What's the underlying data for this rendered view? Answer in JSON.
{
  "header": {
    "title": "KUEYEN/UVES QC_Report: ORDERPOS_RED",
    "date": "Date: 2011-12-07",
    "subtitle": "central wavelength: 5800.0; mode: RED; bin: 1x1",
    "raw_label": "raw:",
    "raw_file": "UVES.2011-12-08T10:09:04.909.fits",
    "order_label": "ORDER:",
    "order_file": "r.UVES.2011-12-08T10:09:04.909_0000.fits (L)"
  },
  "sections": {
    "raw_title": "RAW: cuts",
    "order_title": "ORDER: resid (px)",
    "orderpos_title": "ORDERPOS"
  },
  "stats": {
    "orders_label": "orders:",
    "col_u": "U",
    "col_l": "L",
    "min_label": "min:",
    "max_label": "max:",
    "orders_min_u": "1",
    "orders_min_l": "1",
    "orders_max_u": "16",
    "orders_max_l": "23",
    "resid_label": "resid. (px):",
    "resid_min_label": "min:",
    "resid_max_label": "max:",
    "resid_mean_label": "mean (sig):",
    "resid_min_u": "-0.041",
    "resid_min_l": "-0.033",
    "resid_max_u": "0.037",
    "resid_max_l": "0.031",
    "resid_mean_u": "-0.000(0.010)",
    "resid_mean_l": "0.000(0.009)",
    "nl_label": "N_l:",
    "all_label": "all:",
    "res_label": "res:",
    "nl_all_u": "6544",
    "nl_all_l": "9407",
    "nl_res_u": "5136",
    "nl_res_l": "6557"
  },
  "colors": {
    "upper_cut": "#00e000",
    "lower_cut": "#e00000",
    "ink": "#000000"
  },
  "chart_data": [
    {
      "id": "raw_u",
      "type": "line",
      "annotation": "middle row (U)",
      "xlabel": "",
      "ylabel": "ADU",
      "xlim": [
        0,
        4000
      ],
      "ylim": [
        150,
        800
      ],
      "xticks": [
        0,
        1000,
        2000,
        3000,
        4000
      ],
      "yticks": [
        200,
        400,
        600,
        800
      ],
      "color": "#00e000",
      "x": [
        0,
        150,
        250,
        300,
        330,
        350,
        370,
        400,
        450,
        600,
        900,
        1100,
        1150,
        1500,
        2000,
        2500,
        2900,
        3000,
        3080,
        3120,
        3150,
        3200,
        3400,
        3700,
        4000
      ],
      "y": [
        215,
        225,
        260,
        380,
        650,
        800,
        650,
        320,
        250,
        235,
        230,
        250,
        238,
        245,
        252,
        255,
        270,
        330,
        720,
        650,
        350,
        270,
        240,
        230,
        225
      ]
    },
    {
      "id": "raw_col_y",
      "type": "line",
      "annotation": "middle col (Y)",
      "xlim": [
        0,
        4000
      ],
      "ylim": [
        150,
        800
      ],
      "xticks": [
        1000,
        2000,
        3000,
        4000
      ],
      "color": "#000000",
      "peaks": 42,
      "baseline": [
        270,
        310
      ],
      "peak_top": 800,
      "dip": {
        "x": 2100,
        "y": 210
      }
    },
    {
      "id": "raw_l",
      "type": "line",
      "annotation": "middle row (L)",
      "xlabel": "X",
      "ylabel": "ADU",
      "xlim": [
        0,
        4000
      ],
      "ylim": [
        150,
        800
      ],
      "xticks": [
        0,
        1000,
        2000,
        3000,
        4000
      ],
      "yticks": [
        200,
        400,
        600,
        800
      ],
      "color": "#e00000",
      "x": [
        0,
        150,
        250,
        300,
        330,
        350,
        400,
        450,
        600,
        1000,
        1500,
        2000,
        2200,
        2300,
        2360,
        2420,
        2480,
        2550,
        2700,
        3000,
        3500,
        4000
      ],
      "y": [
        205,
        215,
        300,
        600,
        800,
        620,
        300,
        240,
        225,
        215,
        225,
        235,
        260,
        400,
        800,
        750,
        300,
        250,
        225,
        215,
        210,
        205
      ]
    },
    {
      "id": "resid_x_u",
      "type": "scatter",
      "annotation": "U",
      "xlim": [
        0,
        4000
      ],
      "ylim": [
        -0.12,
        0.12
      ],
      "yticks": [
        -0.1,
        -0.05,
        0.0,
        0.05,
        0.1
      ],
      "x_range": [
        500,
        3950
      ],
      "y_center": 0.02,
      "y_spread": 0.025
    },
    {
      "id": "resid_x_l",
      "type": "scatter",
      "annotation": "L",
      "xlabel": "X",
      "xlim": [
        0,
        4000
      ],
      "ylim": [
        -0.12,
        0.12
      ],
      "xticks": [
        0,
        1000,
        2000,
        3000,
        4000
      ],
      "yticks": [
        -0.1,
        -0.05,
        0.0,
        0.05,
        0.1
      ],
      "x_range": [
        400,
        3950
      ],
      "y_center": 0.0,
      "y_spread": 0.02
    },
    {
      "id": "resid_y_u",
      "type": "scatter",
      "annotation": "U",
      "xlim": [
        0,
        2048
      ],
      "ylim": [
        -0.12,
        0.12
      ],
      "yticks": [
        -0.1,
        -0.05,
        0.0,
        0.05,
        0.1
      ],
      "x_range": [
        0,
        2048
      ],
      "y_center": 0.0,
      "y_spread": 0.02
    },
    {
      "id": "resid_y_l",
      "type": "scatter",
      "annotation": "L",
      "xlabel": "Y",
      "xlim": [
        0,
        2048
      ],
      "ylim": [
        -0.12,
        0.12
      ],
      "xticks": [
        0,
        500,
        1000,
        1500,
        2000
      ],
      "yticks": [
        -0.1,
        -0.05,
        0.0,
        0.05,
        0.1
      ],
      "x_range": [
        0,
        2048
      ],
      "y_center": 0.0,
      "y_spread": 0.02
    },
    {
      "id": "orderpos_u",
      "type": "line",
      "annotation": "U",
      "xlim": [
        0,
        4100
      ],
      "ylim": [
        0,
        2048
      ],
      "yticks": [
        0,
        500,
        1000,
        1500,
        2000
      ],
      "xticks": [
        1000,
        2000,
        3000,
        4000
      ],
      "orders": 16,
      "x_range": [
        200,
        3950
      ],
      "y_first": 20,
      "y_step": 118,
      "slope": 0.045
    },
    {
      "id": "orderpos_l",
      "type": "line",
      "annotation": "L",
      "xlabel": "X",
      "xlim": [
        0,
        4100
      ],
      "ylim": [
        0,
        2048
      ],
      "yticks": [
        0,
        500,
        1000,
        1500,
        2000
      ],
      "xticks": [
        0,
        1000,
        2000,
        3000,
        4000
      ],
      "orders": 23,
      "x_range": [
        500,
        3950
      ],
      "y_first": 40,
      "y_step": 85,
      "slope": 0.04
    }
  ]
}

Written instruction
Make an exact copy of the records.

Correct response
What's the underlying data for this rendered view? Answer in JSON.
{
  "header": {
    "title": "KUEYEN/UVES QC_Report: ORDERPOS_RED",
    "date": "Date: 2011-12-07",
    "subtitle": "central wavelength: 5800.0; mode: RED; bin: 1x1",
    "raw_label": "raw:",
    "raw_file": "UVES.2011-12-08T10:09:04.909.fits",
    "order_label": "ORDER:",
    "order_file": "r.UVES.2011-12-08T10:09:04.909_0000.fits (L)"
  },
  "sections": {
    "raw_title": "RAW: cuts",
    "order_title": "ORDER: resid (px)",
    "orderpos_title": "ORDERPOS"
  },
  "stats": {
    "orders_label": "orders:",
    "col_u": "U",
    "col_l": "L",
    "min_label": "min:",
    "max_label": "max:",
    "orders_min_u": "1",
    "orders_min_l": "1",
    "orders_max_u": "16",
    "orders_max_l": "23",
    "resid_label": "resid. (px):",
    "resid_min_label": "min:",
    "resid_max_label": "max:",
    "resid_mean_label": "mean (sig):",
    "resid_min_u": "-0.041",
    "resid_min_l": "-0.033",
    "resid_max_u": "0.037",
    "resid_max_l": "0.031",
    "resid_mean_u": "-0.000(0.010)",
    "resid_mean_l": "0.000(0.009)",
    "nl_label": "N_l:",
    "all_label": "all:",
    "res_label": "res:",
    "nl_all_u": "6544",
    "nl_all_l": "9407",
    "nl_res_u": "5136",
    "nl_res_l": "6557"
  },
  "colors": {
    "upper_cut": "#00e000",
    "lower_cut": "#e00000",
    "ink": "#000000"
  },
  "chart_data": [
    {
      "id": "raw_u",
      "type": "line",
      "annotation": "middle row (U)",
      "xlabel": "",
      "ylabel": "ADU",
      "xlim": [
        0,
        4000
      ],
      "ylim": [
        150,
        800
      ],
      "xticks": [
        0,
        1000,
        2000,
        3000,
        4000
      ],
      "yticks": [
        200,
        400,
        600,
        800
      ],
      "color": "#00e000",
      "x": [
        0,
        150,
        250,
        300,
        330,
        350,
        370,
        400,
        450,
        600,
        900,
        1100,
        1150,
        1500,
        2000,
        2500,
        2900,
        3000,
        3080,
        3120,
        3150,
        3200,
        3400,
        3700,
        4000
      ],
      "y": [
        215,
        225,
        260,
        380,
        650,
        800,
        650,
        320,
        250,
        235,
        230,
        250,
        238,
        245,
        252,
        255,
        270,
        330,
        720,
        650,
        350,
        270,
        240,
        230,
        225
      ]
    },
    {
      "id": "raw_col_y",
      "type": "line",
      "annotation": "middle col (Y)",
      "xlim": [
        0,
        4000
      ],
      "ylim": [
        150,
        800
      ],
      "xticks": [
        1000,
        2000,
        3000,
        4000
      ],
      "color": "#000000",
      "peaks": 42,
      "baseline": [
        270,
        310
      ],
      "peak_top": 800,
      "dip": {
        "x": 2100,
        "y": 210
      }
    },
    {
      "id": "raw_l",
      "type": "line",
      "annotation": "middle row (L)",
      "xlabel": "X",
      "ylabel": "ADU",
      "xlim": [
        0,
        4000
      ],
      "ylim": [
        150,
        800
      ],
      "xticks": [
        0,
        1000,
        2000,
        3000,
        4000
      ],
      "yticks": [
        200,
        400,
        600,
        800
      ],
      "color": "#e00000",
      "x": [
        0,
        150,
        250,
        300,
        330,
        350,
        400,
        450,
        600,
        1000,
        1500,
        2000,
        2200,
        2300,
        2360,
        2420,
        2480,
        2550,
        2700,
        3000,
        3500,
        4000
      ],
      "y": [
        205,
        215,
        300,
        600,
        800,
        620,
        300,
        240,
        225,
        215,
        225,
        235,
        260,
        400,
        800,
        750,
        300,
        250,
        225,
        215,
        210,
        205
      ]
    },
    {
      "id": "resid_x_u",
      "type": "scatter",
      "annotation": "U",
      "xlim": [
        0,
        4000
      ],
      "ylim": [
        -0.12,
        0.12
      ],
      "yticks": [
        -0.1,
        -0.05,
        0.0,
        0.05,
        0.1
      ],
      "x_range": [
        500,
        3950
      ],
      "y_center": 0.02,
      "y_spread": 0.025
    },
    {
      "id": "resid_x_l",
      "type": "scatter",
      "annotation": "L",
      "xlabel": "X",
      "xlim": [
        0,
        4000
      ],
      "ylim": [
        -0.12,
        0.12
      ],
      "xticks": [
        0,
        1000,
        2000,
        3000,
        4000
      ],
      "yticks": [
        -0.1,
        -0.05,
        0.0,
        0.05,
        0.1
      ],
      "x_range": [
        400,
        3950
      ],
      "y_center": 0.0,
      "y_spread": 0.02
    },
    {
      "id": "resid_y_u",
      "type": "scatter",
      "annotation": "U",
      "xlim": [
        0,
        2048
      ],
      "ylim": [
        -0.12,
        0.12
      ],
      "yticks": [
        -0.1,
        -0.05,
        0.0,
        0.05,
        0.1
      ],
      "x_range": [
        0,
        2048
      ],
      "y_center": 0.0,
      "y_spread": 0.02
    },
    {
      "id": "resid_y_l",
      "type": "scatter",
      "annotation": "L",
      "xlabel": "Y",
      "xlim": [
        0,
        2048
      ],
      "ylim": [
        -0.12,
        0.12
      ],
      "xticks": [
        0,
        500,
        1000,
        1500,
        2000
      ],
      "yticks": [
        -0.1,
        -0.05,
        0.0,
        0.05,
        0.1
      ],
      "x_range": [
        0,
        2048
      ],
      "y_center": 0.0,
      "y_spread": 0.02
    },
    {
      "id": "orderpos_u",
      "type": "line",
      "annotation": "U",
      "xlim": [
        0,
        4100
      ],
      "ylim": [
        0,
        2048
      ],
      "yticks": [
        0,
        500,
        1000,
        1500,
        2000
      ],
      "xticks": [
        1000,
        2000,
        3000,
        4000
      ],
      "orders": 16,
      "x_range": [
        200,
        3950
      ],
      "y_first": 20,
      "y_step": 118,
      "slope": 0.045
    },
    {
      "id": "orderpos_l",
      "type": "line",
      "annotation": "L",
      "xlabel": "X",
      "xlim": [
        0,
        4100
      ],
      "ylim": [
        0,
        2048
      ],
      "yticks": [
        0,
        500,
        1000,
        1500,
        2000
      ],
      "xticks": [
        0,
        1000,
        2000,
        3000,
        4000
      ],
      "orders": 23,
      "x_range": [
        500,
        3950
      ],
      "y_first": 40,
      "y_step": 85,
      "slope": 0.04
    }
  ]
}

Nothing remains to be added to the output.